* _Exercise brief_
Please copy every line of the records below that holds the word "Geburtsland".

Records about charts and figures
——————————

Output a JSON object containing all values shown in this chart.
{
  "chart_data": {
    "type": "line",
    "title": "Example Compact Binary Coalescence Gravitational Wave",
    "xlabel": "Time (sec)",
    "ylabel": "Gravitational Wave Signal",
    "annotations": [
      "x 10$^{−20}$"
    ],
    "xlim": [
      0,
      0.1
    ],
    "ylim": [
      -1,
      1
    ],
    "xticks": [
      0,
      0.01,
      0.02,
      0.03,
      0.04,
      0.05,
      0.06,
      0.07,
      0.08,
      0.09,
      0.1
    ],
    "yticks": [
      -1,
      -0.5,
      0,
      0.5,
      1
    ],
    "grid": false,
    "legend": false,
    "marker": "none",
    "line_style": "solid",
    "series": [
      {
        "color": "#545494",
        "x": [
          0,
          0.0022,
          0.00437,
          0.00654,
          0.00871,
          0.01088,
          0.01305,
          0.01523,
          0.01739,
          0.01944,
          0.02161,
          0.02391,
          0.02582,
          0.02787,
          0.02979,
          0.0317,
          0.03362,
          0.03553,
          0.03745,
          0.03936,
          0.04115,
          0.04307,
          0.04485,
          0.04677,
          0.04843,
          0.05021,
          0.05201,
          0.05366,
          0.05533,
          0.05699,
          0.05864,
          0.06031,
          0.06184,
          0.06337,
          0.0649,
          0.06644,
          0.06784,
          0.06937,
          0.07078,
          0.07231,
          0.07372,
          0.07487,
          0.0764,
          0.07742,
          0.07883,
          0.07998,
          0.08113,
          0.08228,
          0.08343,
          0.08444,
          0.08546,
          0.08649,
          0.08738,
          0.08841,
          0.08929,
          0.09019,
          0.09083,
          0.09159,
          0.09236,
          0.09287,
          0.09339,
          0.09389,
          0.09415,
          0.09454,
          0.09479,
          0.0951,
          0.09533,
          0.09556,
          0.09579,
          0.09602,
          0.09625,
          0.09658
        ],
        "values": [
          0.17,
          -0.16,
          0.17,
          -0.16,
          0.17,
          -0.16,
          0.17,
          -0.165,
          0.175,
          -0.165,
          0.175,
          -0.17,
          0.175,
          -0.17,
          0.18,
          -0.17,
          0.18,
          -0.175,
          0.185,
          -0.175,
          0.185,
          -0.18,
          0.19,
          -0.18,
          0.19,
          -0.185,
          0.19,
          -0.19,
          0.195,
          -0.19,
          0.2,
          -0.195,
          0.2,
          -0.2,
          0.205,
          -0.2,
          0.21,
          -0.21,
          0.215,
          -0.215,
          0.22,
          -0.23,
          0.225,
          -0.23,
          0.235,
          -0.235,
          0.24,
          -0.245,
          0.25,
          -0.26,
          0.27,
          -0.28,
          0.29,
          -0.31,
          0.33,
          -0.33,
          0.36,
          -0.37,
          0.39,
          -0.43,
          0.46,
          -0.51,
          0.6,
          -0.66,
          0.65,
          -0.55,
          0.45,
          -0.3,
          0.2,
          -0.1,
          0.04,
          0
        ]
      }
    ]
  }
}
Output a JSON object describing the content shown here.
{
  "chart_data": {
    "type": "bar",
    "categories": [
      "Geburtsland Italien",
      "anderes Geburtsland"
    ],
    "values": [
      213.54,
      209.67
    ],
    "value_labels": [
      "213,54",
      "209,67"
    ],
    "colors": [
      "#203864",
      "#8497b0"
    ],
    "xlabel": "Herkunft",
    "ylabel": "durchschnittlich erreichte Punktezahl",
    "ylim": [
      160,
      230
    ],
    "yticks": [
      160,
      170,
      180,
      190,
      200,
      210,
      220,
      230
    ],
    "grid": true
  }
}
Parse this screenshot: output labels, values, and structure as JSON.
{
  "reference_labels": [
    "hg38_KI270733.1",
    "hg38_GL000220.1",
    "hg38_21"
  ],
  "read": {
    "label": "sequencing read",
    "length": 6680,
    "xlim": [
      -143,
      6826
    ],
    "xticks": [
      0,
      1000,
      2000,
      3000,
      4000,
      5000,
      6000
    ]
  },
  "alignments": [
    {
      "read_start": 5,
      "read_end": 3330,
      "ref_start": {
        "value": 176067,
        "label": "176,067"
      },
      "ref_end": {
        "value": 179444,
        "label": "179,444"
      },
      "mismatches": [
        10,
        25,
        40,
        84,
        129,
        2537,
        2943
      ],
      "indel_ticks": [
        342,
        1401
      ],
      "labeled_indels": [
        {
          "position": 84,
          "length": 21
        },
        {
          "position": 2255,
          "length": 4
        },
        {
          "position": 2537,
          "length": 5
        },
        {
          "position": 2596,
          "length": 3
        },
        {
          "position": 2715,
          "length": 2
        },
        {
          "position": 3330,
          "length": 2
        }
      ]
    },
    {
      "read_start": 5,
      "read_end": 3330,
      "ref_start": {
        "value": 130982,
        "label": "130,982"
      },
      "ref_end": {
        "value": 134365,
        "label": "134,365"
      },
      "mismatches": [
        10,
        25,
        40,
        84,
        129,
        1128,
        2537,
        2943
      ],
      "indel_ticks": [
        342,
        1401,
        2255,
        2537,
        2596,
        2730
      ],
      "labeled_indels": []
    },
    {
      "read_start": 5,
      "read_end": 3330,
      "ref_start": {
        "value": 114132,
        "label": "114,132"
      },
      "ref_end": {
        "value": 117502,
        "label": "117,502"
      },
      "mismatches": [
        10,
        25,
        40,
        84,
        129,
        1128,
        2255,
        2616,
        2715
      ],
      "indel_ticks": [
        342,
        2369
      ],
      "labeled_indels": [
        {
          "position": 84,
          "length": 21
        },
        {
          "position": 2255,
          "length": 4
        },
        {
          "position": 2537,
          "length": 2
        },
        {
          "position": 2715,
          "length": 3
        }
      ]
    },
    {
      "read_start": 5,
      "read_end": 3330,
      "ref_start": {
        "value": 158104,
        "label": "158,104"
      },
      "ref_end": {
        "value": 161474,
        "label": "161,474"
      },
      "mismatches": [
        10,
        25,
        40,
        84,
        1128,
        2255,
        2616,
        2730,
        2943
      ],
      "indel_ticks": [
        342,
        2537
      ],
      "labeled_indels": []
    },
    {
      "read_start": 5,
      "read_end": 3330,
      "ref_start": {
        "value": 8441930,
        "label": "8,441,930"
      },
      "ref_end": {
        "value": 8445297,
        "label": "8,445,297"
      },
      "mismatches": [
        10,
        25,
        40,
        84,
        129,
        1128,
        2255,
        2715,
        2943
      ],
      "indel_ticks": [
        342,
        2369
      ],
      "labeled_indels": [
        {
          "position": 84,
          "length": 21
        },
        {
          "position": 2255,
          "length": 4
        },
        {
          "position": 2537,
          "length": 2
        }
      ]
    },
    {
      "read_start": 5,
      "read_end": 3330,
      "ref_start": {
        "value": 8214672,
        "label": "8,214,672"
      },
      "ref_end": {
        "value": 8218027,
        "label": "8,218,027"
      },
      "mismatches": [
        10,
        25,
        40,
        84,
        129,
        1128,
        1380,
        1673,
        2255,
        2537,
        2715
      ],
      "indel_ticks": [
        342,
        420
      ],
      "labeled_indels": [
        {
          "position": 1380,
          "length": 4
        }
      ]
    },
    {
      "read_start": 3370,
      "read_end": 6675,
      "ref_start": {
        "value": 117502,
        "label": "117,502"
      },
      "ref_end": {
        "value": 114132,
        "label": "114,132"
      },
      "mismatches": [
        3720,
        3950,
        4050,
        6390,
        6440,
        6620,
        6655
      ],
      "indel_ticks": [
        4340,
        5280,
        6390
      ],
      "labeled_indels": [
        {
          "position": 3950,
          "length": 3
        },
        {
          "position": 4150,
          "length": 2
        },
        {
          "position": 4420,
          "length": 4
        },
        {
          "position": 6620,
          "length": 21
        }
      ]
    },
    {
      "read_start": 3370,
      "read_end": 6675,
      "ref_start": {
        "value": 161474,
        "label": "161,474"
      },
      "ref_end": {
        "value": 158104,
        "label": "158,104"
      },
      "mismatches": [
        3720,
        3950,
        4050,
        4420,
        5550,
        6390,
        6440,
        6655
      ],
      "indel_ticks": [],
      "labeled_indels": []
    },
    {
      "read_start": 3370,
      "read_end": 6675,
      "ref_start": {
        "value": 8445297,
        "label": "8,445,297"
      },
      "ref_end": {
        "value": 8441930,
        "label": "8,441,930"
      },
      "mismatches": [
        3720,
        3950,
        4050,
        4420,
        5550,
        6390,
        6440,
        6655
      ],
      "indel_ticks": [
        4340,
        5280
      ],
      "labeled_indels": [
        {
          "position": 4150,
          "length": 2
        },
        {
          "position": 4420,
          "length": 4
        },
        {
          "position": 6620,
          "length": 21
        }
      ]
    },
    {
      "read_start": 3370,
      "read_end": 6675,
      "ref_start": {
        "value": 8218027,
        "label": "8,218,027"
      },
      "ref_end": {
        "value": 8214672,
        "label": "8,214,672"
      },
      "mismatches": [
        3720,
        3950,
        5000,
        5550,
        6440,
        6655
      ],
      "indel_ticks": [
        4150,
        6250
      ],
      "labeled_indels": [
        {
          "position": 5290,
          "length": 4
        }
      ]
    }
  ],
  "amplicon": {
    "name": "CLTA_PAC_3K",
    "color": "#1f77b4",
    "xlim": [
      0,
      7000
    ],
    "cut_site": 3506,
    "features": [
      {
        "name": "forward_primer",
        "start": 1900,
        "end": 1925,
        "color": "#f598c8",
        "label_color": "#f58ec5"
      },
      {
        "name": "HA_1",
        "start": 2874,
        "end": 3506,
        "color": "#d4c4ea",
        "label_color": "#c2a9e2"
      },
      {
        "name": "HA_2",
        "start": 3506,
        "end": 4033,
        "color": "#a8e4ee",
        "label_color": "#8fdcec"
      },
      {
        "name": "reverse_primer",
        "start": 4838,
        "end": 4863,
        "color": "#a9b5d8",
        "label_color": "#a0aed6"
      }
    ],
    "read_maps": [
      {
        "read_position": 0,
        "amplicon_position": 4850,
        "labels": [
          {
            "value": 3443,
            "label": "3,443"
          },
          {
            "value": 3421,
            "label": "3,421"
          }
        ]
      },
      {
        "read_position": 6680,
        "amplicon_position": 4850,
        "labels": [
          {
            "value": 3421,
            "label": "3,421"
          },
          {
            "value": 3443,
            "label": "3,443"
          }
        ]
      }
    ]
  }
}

——————————

* _Exercise solution_
      "Geburtsland Italien",
      "anderes Geburtsland"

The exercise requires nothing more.